(begin)

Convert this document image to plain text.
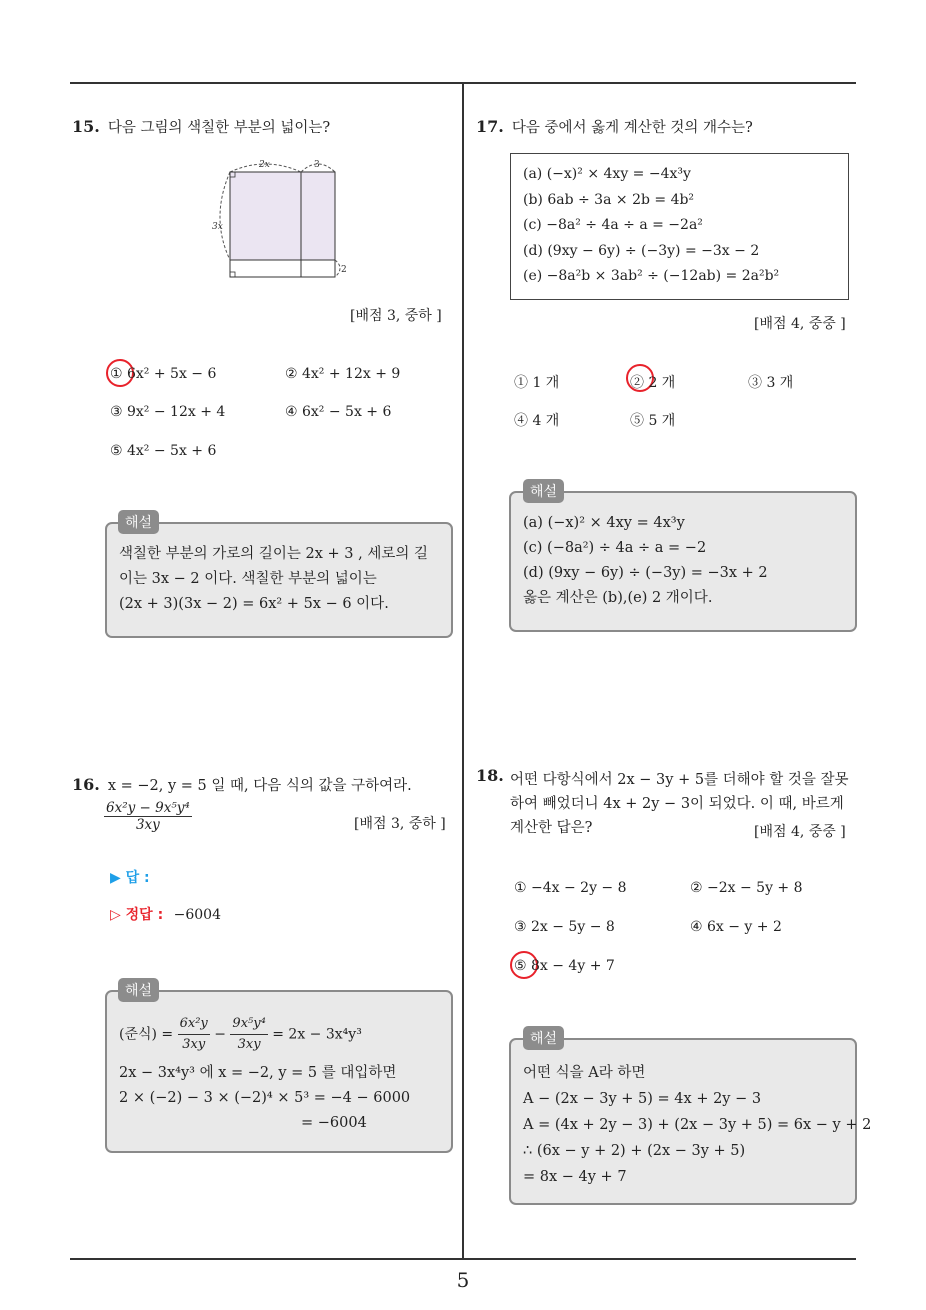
15. 다음 그림의 색칠한 부분의 넓이는?
2x	3
3x
2
[배점 3, 중하 ]
① 6x² + 5x − 6	② 4x² + 12x + 9
③ 9x² − 12x + 4	④ 6x² − 5x + 6
⑤ 4x² − 5x + 6
색칠한 부분의 가로의 길이는 2x + 3 , 세로의 길
이는 3x − 2 이다. 색칠한 부분의 넓이는
(2x + 3)(3x − 2) = 6x² + 5x − 6 이다.
해설
16. x = −2, y = 5 일 때, 다음 식의 값을 구하여라.
$\frac{\text{6x²y − 9x⁵y⁴}}{3xy}$	[배점 3, 중하 ]
▶ 답 :
▷ 정답 : −6004
(준식) = $\frac{\text{6x²y}}{3xy} - \frac{\text{9x⁵y⁴}}{3xy} = 2x - 3x^4y^3$
2x − 3x⁴y³ 에 x = −2, y = 5 를 대입하면
2 × (−2) − 3 × (−2)⁴ × 5³ = −4 − 6000
= −6004
해설
17. 다음 중에서 옳게 계산한 것의 개수는?
(a) (−x)² × 4xy = −4x³y
(b) 6ab ÷ 3a × 2b = 4b²
(c) −8a² ÷ 4a ÷ a = −2a²
(d) (9xy − 6y) ÷ (−3y) = −3x − 2
(e) −8a²b × 3ab² ÷ (−12ab) = 2a²b²
[배점 4, 중중 ]
① 1 개	② 2 개	③ 3 개
④ 4 개	⑤ 5 개
(a) (−x)² × 4xy = 4x³y
(c) (−8a²) ÷ 4a ÷ a = −2
(d) (9xy − 6y) ÷ (−3y) = −3x + 2
옳은 계산은 (b),(e) 2 개이다.
해설
18. 어떤 다항식에서 2x − 3y + 5를 더해야 할 것을 잘못
하여 빼었더니 4x + 2y − 3이 되었다. 이 때, 바르게
계산한 답은?	[배점 4, 중중 ]
① −4x − 2y − 8	② −2x − 5y + 8
③ 2x − 5y − 8	④ 6x − y + 2
⑤ 8x − 4y + 7
어떤 식을 A라 하면
A − (2x − 3y + 5) = 4x + 2y − 3
A = (4x + 2y − 3) + (2x − 3y + 5) = 6x − y + 2
∴ (6x − y + 2) + (2x − 3y + 5)
= 8x − 4y + 7
해설
5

(end)

Quote in full the listing given above; the images are to be left out.

Convert this document image to plain text.
15. 다음 그림의 색칠한 부분의 넓이는?
2x	3
3x
2
[배점 3, 중하 ]
① 6x² + 5x − 6	② 4x² + 12x + 9
③ 9x² − 12x + 4	④ 6x² − 5x + 6
⑤ 4x² − 5x + 6
색칠한 부분의 가로의 길이는 2x + 3 , 세로의 길
이는 3x − 2 이다. 색칠한 부분의 넓이는
(2x + 3)(3x − 2) = 6x² + 5x − 6 이다.
해설
16. x = −2, y = 5 일 때, 다음 식의 값을 구하여라.
$\frac{\text{6x²y − 9x⁵y⁴}}{3xy}$	[배점 3, 중하 ]
▶ 답 :
▷ 정답 : −6004
(준식) = $\frac{\text{6x²y}}{3xy} - \frac{\text{9x⁵y⁴}}{3xy} = 2x - 3x^4y^3$
2x − 3x⁴y³ 에 x = −2, y = 5 를 대입하면
2 × (−2) − 3 × (−2)⁴ × 5³ = −4 − 6000
= −6004
해설
17. 다음 중에서 옳게 계산한 것의 개수는?
(a) (−x)² × 4xy = −4x³y
(b) 6ab ÷ 3a × 2b = 4b²
(c) −8a² ÷ 4a ÷ a = −2a²
(d) (9xy − 6y) ÷ (−3y) = −3x − 2
(e) −8a²b × 3ab² ÷ (−12ab) = 2a²b²
[배점 4, 중중 ]
① 1 개	② 2 개	③ 3 개
④ 4 개	⑤ 5 개
(a) (−x)² × 4xy = 4x³y
(c) (−8a²) ÷ 4a ÷ a = −2
(d) (9xy − 6y) ÷ (−3y) = −3x + 2
옳은 계산은 (b),(e) 2 개이다.
해설
18. 어떤 다항식에서 2x − 3y + 5를 더해야 할 것을 잘못
하여 빼었더니 4x + 2y − 3이 되었다. 이 때, 바르게
계산한 답은?	[배점 4, 중중 ]
① −4x − 2y − 8	② −2x − 5y + 8
③ 2x − 5y − 8	④ 6x − y + 2
⑤ 8x − 4y + 7
어떤 식을 A라 하면
A − (2x − 3y + 5) = 4x + 2y − 3
A = (4x + 2y − 3) + (2x − 3y + 5) = 6x − y + 2
∴ (6x − y + 2) + (2x − 3y + 5)
= 8x − 4y + 7
해설
5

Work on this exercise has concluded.